### The task
Exactly as written, print each record in the listing.

### Supplied records
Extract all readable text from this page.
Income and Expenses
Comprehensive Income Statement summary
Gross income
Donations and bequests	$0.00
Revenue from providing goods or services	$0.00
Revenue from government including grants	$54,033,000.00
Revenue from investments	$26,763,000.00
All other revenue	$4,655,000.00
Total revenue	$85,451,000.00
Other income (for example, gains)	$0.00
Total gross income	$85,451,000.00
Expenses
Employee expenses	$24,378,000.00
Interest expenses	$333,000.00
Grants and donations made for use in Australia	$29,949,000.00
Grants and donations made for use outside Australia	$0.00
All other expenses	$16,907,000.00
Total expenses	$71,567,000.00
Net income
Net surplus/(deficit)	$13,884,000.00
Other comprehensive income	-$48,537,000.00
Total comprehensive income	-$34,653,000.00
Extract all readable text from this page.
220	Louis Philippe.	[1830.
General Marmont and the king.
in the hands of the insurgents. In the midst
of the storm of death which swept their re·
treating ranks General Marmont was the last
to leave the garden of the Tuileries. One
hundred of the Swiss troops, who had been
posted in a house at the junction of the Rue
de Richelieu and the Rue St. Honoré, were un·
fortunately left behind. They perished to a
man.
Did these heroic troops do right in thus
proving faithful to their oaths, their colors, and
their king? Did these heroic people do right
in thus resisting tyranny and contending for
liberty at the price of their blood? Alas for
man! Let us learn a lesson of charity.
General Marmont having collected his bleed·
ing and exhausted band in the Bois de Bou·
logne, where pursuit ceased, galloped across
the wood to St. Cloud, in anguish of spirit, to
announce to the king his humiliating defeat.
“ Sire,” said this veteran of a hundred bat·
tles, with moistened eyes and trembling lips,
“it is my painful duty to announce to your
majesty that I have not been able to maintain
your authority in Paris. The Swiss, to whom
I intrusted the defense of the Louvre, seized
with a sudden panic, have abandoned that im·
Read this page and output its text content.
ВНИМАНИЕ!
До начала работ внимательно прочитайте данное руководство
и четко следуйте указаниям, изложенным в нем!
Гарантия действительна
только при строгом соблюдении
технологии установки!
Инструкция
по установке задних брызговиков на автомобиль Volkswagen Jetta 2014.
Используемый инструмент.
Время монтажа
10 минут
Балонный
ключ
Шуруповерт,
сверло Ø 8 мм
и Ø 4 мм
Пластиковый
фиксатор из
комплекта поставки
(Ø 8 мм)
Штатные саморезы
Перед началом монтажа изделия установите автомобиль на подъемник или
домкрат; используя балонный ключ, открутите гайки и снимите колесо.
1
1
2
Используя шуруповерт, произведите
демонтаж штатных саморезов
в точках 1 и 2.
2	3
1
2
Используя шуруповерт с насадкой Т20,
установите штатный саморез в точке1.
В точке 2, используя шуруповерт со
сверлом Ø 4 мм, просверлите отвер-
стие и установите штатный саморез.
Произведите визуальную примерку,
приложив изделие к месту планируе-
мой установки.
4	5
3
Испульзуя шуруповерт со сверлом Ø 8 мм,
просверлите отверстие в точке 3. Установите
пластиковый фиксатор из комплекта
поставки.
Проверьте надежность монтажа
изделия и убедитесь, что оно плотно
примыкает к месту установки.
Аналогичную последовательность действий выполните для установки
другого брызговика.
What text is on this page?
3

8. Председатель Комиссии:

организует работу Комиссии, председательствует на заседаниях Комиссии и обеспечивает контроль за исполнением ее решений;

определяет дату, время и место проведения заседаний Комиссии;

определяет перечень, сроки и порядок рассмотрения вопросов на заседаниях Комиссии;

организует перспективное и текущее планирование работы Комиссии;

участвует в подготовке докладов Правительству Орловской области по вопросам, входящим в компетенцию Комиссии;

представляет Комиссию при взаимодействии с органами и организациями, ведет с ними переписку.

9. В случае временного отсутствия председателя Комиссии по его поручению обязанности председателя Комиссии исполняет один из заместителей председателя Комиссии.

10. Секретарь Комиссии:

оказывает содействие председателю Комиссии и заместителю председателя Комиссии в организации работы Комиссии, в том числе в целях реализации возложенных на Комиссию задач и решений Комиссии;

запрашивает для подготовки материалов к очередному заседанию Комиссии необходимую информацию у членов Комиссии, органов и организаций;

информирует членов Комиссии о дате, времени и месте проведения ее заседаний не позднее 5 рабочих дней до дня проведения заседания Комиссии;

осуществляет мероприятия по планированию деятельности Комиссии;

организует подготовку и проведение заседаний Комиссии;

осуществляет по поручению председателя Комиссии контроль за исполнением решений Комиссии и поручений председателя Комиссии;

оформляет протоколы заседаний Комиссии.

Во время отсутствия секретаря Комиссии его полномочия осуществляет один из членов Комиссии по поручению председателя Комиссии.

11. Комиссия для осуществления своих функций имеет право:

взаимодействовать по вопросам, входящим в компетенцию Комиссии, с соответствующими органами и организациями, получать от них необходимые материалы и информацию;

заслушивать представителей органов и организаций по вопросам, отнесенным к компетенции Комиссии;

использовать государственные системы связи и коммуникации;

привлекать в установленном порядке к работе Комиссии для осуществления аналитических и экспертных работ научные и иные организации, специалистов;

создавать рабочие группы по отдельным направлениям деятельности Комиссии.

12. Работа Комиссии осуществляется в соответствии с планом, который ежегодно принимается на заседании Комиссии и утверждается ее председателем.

### Written answer
Extract all readable text from this page.
Income and Expenses
Comprehensive Income Statement summary
Gross income
Donations and bequests	$0.00
Revenue from providing goods or services	$0.00
Revenue from government including grants	$54,033,000.00
Revenue from investments	$26,763,000.00
All other revenue	$4,655,000.00
Total revenue	$85,451,000.00
Other income (for example, gains)	$0.00
Total gross income	$85,451,000.00
Expenses
Employee expenses	$24,378,000.00
Interest expenses	$333,000.00
Grants and donations made for use in Australia	$29,949,000.00
Grants and donations made for use outside Australia	$0.00
All other expenses	$16,907,000.00
Total expenses	$71,567,000.00
Net income
Net surplus/(deficit)	$13,884,000.00
Other comprehensive income	-$48,537,000.00
Total comprehensive income	-$34,653,000.00
Extract all readable text from this page.
220	Louis Philippe.	[1830.
General Marmont and the king.
in the hands of the insurgents. In the midst
of the storm of death which swept their re·
treating ranks General Marmont was the last
to leave the garden of the Tuileries. One
hundred of the Swiss troops, who had been
posted in a house at the junction of the Rue
de Richelieu and the Rue St. Honoré, were un·
fortunately left behind. They perished to a
man.
Did these heroic troops do right in thus
proving faithful to their oaths, their colors, and
their king? Did these heroic people do right
in thus resisting tyranny and contending for
liberty at the price of their blood? Alas for
man! Let us learn a lesson of charity.
General Marmont having collected his bleed·
ing and exhausted band in the Bois de Bou·
logne, where pursuit ceased, galloped across
the wood to St. Cloud, in anguish of spirit, to
announce to the king his humiliating defeat.
“ Sire,” said this veteran of a hundred bat·
tles, with moistened eyes and trembling lips,
“it is my painful duty to announce to your
majesty that I have not been able to maintain
your authority in Paris. The Swiss, to whom
I intrusted the defense of the Louvre, seized
with a sudden panic, have abandoned that im·
Read this page and output its text content.
ВНИМАНИЕ!
До начала работ внимательно прочитайте данное руководство
и четко следуйте указаниям, изложенным в нем!
Гарантия действительна
только при строгом соблюдении
технологии установки!
Инструкция
по установке задних брызговиков на автомобиль Volkswagen Jetta 2014.
Используемый инструмент.
Время монтажа
10 минут
Балонный
ключ
Шуруповерт,
сверло Ø 8 мм
и Ø 4 мм
Пластиковый
фиксатор из
комплекта поставки
(Ø 8 мм)
Штатные саморезы
Перед началом монтажа изделия установите автомобиль на подъемник или
домкрат; используя балонный ключ, открутите гайки и снимите колесо.
1
1
2
Используя шуруповерт, произведите
демонтаж штатных саморезов
в точках 1 и 2.
2	3
1
2
Используя шуруповерт с насадкой Т20,
установите штатный саморез в точке1.
В точке 2, используя шуруповерт со
сверлом Ø 4 мм, просверлите отвер-
стие и установите штатный саморез.
Произведите визуальную примерку,
приложив изделие к месту планируе-
мой установки.
4	5
3
Испульзуя шуруповерт со сверлом Ø 8 мм,
просверлите отверстие в точке 3. Установите
пластиковый фиксатор из комплекта
поставки.
Проверьте надежность монтажа
изделия и убедитесь, что оно плотно
примыкает к месту установки.
Аналогичную последовательность действий выполните для установки
другого брызговика.
What text is on this page?
3

8. Председатель Комиссии:

организует работу Комиссии, председательствует на заседаниях Комиссии и обеспечивает контроль за исполнением ее решений;

определяет дату, время и место проведения заседаний Комиссии;

определяет перечень, сроки и порядок рассмотрения вопросов на заседаниях Комиссии;

организует перспективное и текущее планирование работы Комиссии;

участвует в подготовке докладов Правительству Орловской области по вопросам, входящим в компетенцию Комиссии;

представляет Комиссию при взаимодействии с органами и организациями, ведет с ними переписку.

9. В случае временного отсутствия председателя Комиссии по его поручению обязанности председателя Комиссии исполняет один из заместителей председателя Комиссии.

10. Секретарь Комиссии:

оказывает содействие председателю Комиссии и заместителю председателя Комиссии в организации работы Комиссии, в том числе в целях реализации возложенных на Комиссию задач и решений Комиссии;

запрашивает для подготовки материалов к очередному заседанию Комиссии необходимую информацию у членов Комиссии, органов и организаций;

информирует членов Комиссии о дате, времени и месте проведения ее заседаний не позднее 5 рабочих дней до дня проведения заседания Комиссии;

осуществляет мероприятия по планированию деятельности Комиссии;

организует подготовку и проведение заседаний Комиссии;

осуществляет по поручению председателя Комиссии контроль за исполнением решений Комиссии и поручений председателя Комиссии;

оформляет протоколы заседаний Комиссии.

Во время отсутствия секретаря Комиссии его полномочия осуществляет один из членов Комиссии по поручению председателя Комиссии.

11. Комиссия для осуществления своих функций имеет право:

взаимодействовать по вопросам, входящим в компетенцию Комиссии, с соответствующими органами и организациями, получать от них необходимые материалы и информацию;

заслушивать представителей органов и организаций по вопросам, отнесенным к компетенции Комиссии;

использовать государственные системы связи и коммуникации;

привлекать в установленном порядке к работе Комиссии для осуществления аналитических и экспертных работ научные и иные организации, специалистов;

создавать рабочие группы по отдельным направлениям деятельности Комиссии.

12. Работа Комиссии осуществляется в соответствии с планом, который ежегодно принимается на заседании Комиссии и утверждается ее председателем.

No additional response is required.